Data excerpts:
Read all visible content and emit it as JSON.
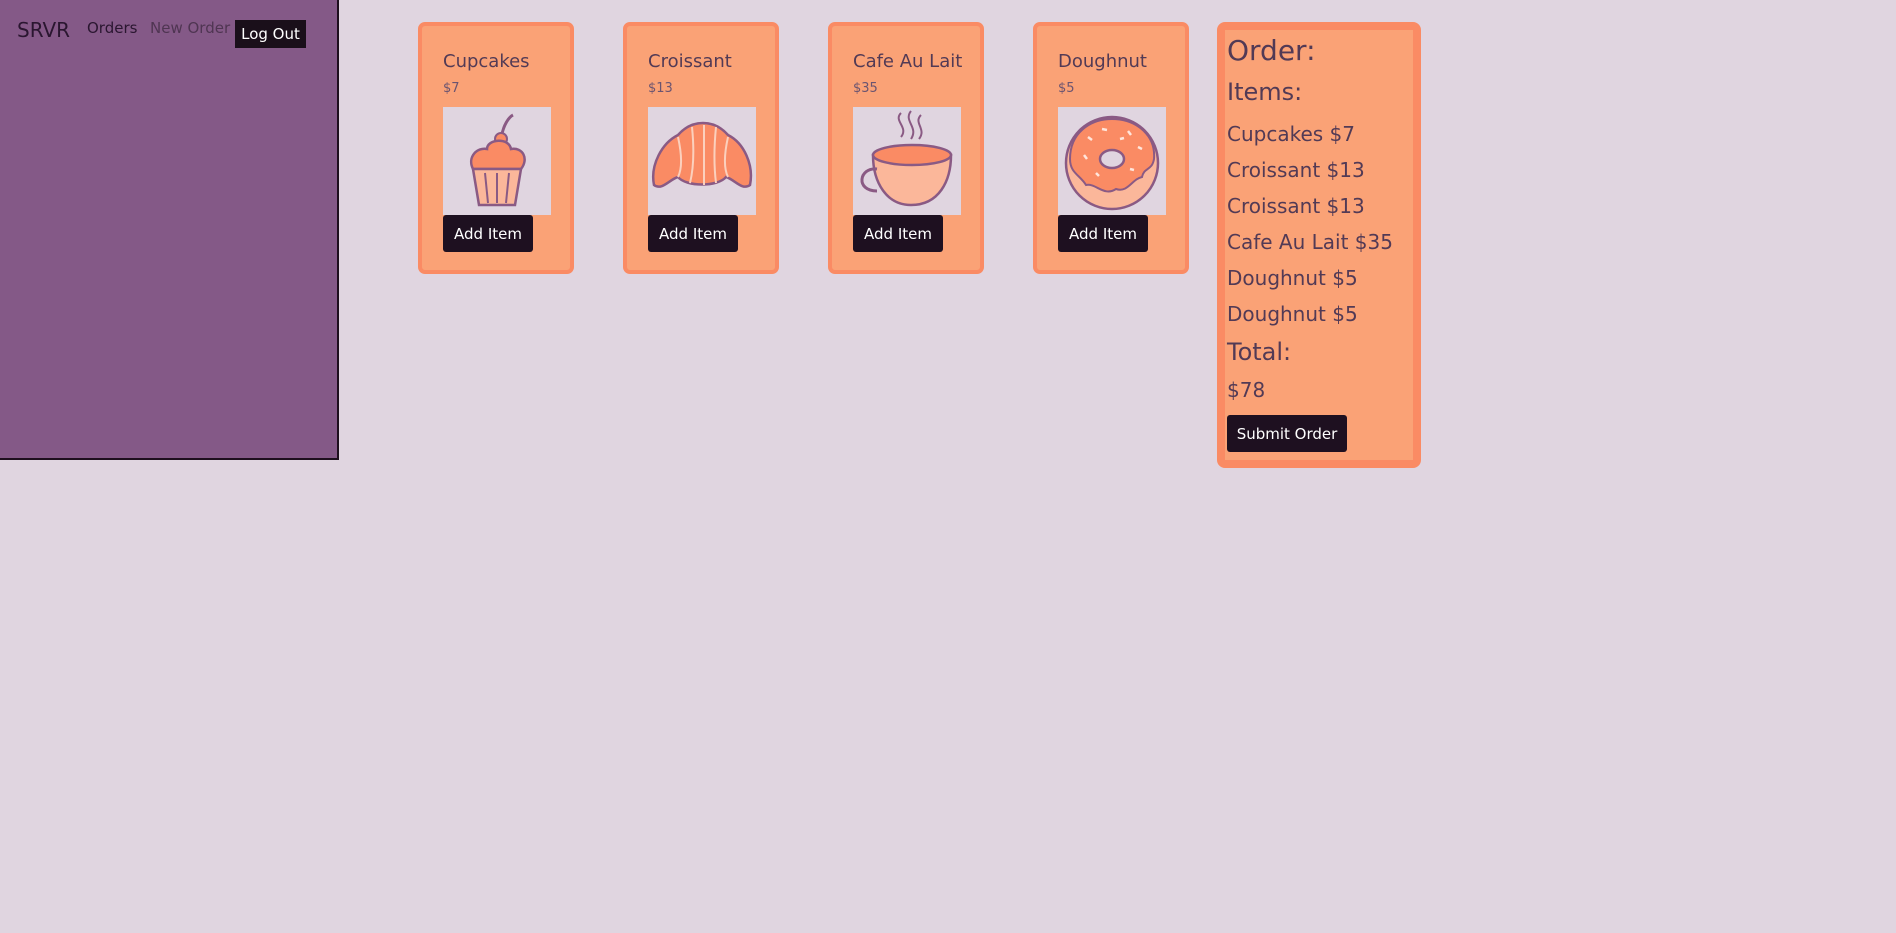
{
  "nav": {
    "brand": "SRVR",
    "orders_label": "Orders",
    "new_order_label": "New Order",
    "logout_label": "Log Out"
  },
  "menu": [
    {
      "name": "Cupcakes",
      "price": "$7",
      "button_label": "Add Item",
      "icon": "cupcake-icon"
    },
    {
      "name": "Croissant",
      "price": "$13",
      "button_label": "Add Item",
      "icon": "croissant-icon"
    },
    {
      "name": "Cafe Au Lait",
      "price": "$35",
      "button_label": "Add Item",
      "icon": "coffee-cup-icon"
    },
    {
      "name": "Doughnut",
      "price": "$5",
      "button_label": "Add Item",
      "icon": "doughnut-icon"
    }
  ],
  "order": {
    "heading": "Order:",
    "items_heading": "Items:",
    "items": [
      "Cupcakes $7",
      "Croissant $13",
      "Croissant $13",
      "Cafe Au Lait $35",
      "Doughnut $5",
      "Doughnut $5"
    ],
    "total_heading": "Total:",
    "total_value": "$78",
    "submit_label": "Submit Order"
  },
  "colors": {
    "background": "#e0d5e0",
    "sidebar": "#845987",
    "card": "#faa276",
    "card_border": "#fa8b64",
    "button": "#1e1020",
    "text": "#523a55"
  }
}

**EXERCISE DETAILS**
Copy every record above exactly as written, but leave out the pictures.

**EXPECTED OUTPUT**
Read all visible content and emit it as JSON.
{
  "nav": {
    "brand": "SRVR",
    "orders_label": "Orders",
    "new_order_label": "New Order",
    "logout_label": "Log Out"
  },
  "menu": [
    {
      "name": "Cupcakes",
      "price": "$7",
      "button_label": "Add Item",
      "icon": "cupcake-icon"
    },
    {
      "name": "Croissant",
      "price": "$13",
      "button_label": "Add Item",
      "icon": "croissant-icon"
    },
    {
      "name": "Cafe Au Lait",
      "price": "$35",
      "button_label": "Add Item",
      "icon": "coffee-cup-icon"
    },
    {
      "name": "Doughnut",
      "price": "$5",
      "button_label": "Add Item",
      "icon": "doughnut-icon"
    }
  ],
  "order": {
    "heading": "Order:",
    "items_heading": "Items:",
    "items": [
      "Cupcakes $7",
      "Croissant $13",
      "Croissant $13",
      "Cafe Au Lait $35",
      "Doughnut $5",
      "Doughnut $5"
    ],
    "total_heading": "Total:",
    "total_value": "$78",
    "submit_label": "Submit Order"
  },
  "colors": {
    "background": "#e0d5e0",
    "sidebar": "#845987",
    "card": "#faa276",
    "card_border": "#fa8b64",
    "button": "#1e1020",
    "text": "#523a55"
  }
}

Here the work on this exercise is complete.